Structured figure records

>>>

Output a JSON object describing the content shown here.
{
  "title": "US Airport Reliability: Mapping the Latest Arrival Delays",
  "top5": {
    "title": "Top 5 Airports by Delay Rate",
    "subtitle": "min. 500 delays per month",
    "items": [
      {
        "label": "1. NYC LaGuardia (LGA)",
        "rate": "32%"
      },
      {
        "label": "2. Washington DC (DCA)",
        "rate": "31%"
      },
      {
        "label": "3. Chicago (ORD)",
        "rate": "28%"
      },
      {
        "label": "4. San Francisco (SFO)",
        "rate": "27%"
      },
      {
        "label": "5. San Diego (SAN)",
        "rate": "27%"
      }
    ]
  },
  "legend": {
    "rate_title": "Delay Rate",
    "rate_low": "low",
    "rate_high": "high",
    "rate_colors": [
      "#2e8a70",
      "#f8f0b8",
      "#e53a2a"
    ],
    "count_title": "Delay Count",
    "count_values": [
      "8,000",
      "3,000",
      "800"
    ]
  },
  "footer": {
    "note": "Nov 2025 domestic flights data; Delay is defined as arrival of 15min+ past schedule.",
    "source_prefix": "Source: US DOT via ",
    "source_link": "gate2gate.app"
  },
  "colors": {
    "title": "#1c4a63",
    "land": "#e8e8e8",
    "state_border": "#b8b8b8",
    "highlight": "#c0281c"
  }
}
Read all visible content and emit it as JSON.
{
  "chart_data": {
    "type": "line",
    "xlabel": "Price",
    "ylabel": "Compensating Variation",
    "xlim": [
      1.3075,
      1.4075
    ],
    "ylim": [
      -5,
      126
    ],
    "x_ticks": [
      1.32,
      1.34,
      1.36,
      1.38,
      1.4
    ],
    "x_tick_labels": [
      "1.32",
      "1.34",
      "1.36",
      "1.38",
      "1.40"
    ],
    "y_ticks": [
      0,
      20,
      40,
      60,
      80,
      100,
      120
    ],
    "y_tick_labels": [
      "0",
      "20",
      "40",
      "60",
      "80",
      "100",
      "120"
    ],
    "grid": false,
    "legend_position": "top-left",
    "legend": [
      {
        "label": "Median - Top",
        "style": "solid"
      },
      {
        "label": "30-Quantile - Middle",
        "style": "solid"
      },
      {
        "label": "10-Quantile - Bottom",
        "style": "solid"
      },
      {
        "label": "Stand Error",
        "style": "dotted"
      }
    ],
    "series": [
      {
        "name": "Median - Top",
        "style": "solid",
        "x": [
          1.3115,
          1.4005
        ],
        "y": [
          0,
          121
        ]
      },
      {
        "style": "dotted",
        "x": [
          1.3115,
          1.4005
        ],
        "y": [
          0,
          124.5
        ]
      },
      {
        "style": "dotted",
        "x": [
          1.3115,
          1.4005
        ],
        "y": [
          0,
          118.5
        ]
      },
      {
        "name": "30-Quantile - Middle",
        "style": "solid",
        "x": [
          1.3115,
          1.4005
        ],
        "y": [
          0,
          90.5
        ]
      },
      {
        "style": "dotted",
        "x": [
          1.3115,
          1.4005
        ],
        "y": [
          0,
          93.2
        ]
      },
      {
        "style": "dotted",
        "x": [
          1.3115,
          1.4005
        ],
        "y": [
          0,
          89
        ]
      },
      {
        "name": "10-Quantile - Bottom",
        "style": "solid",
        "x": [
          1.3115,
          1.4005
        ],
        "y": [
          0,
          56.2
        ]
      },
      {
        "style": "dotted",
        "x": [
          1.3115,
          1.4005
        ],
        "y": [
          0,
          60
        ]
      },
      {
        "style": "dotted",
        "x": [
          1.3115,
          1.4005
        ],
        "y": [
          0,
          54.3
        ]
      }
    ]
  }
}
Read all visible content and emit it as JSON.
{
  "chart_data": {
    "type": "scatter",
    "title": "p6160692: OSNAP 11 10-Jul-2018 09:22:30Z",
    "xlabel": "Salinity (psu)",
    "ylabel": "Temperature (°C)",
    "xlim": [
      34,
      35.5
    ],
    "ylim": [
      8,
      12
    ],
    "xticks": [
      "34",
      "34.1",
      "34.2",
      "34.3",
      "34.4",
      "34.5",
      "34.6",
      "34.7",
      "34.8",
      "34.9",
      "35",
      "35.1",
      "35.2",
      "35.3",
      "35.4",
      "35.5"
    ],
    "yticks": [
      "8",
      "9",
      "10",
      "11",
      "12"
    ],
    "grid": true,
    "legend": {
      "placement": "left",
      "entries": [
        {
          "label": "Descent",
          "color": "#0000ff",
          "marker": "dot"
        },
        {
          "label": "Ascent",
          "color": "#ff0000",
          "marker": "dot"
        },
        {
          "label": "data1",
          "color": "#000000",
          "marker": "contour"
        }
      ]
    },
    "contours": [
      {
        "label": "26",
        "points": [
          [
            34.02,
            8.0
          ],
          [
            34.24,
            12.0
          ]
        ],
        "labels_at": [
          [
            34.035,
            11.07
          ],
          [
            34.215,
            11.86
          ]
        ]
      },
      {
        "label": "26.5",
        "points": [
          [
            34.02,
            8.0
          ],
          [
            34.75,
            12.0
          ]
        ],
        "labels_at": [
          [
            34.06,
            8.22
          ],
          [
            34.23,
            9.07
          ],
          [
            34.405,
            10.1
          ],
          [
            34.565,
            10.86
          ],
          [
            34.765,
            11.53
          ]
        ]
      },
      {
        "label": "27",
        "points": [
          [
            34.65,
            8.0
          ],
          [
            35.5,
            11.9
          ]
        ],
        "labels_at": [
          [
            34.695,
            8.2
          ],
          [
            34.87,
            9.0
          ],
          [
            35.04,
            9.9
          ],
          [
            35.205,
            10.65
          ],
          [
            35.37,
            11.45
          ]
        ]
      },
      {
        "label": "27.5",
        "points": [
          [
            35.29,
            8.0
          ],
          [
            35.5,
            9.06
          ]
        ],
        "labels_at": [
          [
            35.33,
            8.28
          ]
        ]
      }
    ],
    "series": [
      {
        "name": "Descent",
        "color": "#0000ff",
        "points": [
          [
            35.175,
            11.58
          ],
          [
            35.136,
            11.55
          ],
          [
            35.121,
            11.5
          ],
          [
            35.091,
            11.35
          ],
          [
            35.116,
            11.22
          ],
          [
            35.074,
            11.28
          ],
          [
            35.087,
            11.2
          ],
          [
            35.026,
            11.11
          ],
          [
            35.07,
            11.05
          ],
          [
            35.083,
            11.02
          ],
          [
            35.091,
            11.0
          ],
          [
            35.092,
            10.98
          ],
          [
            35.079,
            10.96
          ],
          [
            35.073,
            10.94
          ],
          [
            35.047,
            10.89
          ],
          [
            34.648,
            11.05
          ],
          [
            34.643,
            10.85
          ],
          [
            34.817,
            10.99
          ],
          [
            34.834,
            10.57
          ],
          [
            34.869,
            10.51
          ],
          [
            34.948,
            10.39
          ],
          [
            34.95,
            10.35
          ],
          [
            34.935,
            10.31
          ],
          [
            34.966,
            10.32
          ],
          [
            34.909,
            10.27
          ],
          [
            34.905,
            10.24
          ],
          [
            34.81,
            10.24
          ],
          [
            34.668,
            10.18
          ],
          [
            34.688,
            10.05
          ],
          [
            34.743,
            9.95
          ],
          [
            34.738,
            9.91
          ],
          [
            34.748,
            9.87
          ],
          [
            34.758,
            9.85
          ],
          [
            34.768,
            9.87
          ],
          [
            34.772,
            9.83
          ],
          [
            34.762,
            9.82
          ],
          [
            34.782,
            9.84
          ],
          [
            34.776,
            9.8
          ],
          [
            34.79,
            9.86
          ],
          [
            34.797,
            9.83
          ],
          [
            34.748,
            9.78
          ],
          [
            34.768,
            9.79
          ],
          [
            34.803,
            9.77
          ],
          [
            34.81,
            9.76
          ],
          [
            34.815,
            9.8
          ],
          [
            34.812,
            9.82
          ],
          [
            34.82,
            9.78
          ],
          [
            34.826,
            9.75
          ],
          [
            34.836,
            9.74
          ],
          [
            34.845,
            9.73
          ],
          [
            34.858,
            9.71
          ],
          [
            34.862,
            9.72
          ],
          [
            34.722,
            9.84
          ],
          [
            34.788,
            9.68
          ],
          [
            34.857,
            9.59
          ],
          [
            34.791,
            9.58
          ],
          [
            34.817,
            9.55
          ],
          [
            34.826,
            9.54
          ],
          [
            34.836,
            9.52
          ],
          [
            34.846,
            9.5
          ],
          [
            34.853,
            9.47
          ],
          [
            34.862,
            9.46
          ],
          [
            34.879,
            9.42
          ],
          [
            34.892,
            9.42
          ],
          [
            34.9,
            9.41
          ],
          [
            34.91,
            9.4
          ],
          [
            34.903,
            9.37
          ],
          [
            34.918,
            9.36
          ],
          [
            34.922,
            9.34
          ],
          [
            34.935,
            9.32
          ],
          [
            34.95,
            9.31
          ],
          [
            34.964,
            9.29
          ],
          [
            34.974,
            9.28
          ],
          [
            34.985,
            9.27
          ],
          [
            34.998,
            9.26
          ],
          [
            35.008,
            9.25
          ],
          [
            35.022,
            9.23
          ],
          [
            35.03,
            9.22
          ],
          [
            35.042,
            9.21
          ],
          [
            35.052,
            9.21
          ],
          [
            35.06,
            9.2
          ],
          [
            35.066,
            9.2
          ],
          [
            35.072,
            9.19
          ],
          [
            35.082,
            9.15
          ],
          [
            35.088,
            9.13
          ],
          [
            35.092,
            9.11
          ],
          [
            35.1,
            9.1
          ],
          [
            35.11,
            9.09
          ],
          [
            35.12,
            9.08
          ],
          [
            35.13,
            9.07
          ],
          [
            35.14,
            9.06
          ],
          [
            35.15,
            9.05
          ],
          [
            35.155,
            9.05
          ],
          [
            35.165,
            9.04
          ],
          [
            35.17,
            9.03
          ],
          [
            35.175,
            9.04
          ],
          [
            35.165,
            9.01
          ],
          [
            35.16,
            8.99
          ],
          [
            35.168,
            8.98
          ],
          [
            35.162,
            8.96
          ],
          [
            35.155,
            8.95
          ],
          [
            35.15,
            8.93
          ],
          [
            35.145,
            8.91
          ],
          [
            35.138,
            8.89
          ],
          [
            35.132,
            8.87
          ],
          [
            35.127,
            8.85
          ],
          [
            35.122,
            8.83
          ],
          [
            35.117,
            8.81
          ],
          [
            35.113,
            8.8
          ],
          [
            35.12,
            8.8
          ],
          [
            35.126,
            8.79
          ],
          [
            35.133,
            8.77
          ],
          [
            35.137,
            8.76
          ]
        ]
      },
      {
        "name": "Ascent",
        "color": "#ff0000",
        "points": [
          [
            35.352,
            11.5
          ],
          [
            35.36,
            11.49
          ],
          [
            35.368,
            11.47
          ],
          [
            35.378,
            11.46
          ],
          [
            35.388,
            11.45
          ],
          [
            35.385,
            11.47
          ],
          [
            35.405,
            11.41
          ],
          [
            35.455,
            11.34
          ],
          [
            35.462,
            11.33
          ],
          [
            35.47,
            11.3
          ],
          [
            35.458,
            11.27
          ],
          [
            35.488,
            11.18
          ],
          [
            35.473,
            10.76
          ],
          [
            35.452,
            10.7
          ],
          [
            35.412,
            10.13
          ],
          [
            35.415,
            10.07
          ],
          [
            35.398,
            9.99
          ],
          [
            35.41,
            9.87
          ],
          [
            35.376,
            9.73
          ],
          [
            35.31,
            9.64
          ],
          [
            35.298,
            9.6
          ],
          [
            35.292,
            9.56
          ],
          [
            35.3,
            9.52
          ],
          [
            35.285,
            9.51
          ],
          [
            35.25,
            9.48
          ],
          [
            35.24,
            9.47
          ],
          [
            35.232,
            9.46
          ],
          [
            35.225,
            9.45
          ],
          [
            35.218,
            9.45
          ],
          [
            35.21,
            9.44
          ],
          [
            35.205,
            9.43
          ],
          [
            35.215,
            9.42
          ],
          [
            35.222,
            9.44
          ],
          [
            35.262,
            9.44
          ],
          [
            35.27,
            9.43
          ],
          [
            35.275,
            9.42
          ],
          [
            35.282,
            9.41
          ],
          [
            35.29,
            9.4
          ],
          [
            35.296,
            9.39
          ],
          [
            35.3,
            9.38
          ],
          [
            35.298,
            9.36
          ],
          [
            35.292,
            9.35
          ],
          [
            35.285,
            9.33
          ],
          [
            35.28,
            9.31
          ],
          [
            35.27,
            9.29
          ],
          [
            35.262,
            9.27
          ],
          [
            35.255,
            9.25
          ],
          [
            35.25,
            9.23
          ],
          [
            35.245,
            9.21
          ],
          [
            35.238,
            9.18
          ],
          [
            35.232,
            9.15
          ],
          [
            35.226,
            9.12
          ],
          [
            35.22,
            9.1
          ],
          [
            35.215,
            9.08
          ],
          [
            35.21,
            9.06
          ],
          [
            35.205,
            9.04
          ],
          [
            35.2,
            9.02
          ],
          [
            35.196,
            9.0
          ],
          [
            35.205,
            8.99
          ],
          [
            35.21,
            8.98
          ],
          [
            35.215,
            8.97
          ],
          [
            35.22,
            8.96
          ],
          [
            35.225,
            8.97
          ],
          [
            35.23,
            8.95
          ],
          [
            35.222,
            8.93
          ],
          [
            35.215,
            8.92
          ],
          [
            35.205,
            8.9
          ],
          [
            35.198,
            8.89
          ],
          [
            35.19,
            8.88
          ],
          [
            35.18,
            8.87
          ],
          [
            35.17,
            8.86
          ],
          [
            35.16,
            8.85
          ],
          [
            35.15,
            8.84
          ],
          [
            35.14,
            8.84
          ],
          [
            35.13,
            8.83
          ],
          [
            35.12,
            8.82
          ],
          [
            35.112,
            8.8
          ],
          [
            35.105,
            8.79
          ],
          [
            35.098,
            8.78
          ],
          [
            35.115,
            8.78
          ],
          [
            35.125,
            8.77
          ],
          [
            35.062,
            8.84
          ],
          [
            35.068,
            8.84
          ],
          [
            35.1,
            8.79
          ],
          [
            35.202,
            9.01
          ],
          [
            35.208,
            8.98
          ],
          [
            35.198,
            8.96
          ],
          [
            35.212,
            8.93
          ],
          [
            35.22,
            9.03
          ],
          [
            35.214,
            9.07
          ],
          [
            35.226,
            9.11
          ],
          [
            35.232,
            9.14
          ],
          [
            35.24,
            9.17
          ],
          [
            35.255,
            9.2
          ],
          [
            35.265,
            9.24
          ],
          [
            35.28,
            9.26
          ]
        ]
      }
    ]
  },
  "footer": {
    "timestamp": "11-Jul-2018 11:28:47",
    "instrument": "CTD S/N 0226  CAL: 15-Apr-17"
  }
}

<<<

### Task objective
Scan the data above and copy every line with "name" in it.

### Reply
        "name": "Median - Top",
        "name": "30-Quantile - Middle",
        "name": "10-Quantile - Bottom",
        "name": "Descent",
        "name": "Ascent",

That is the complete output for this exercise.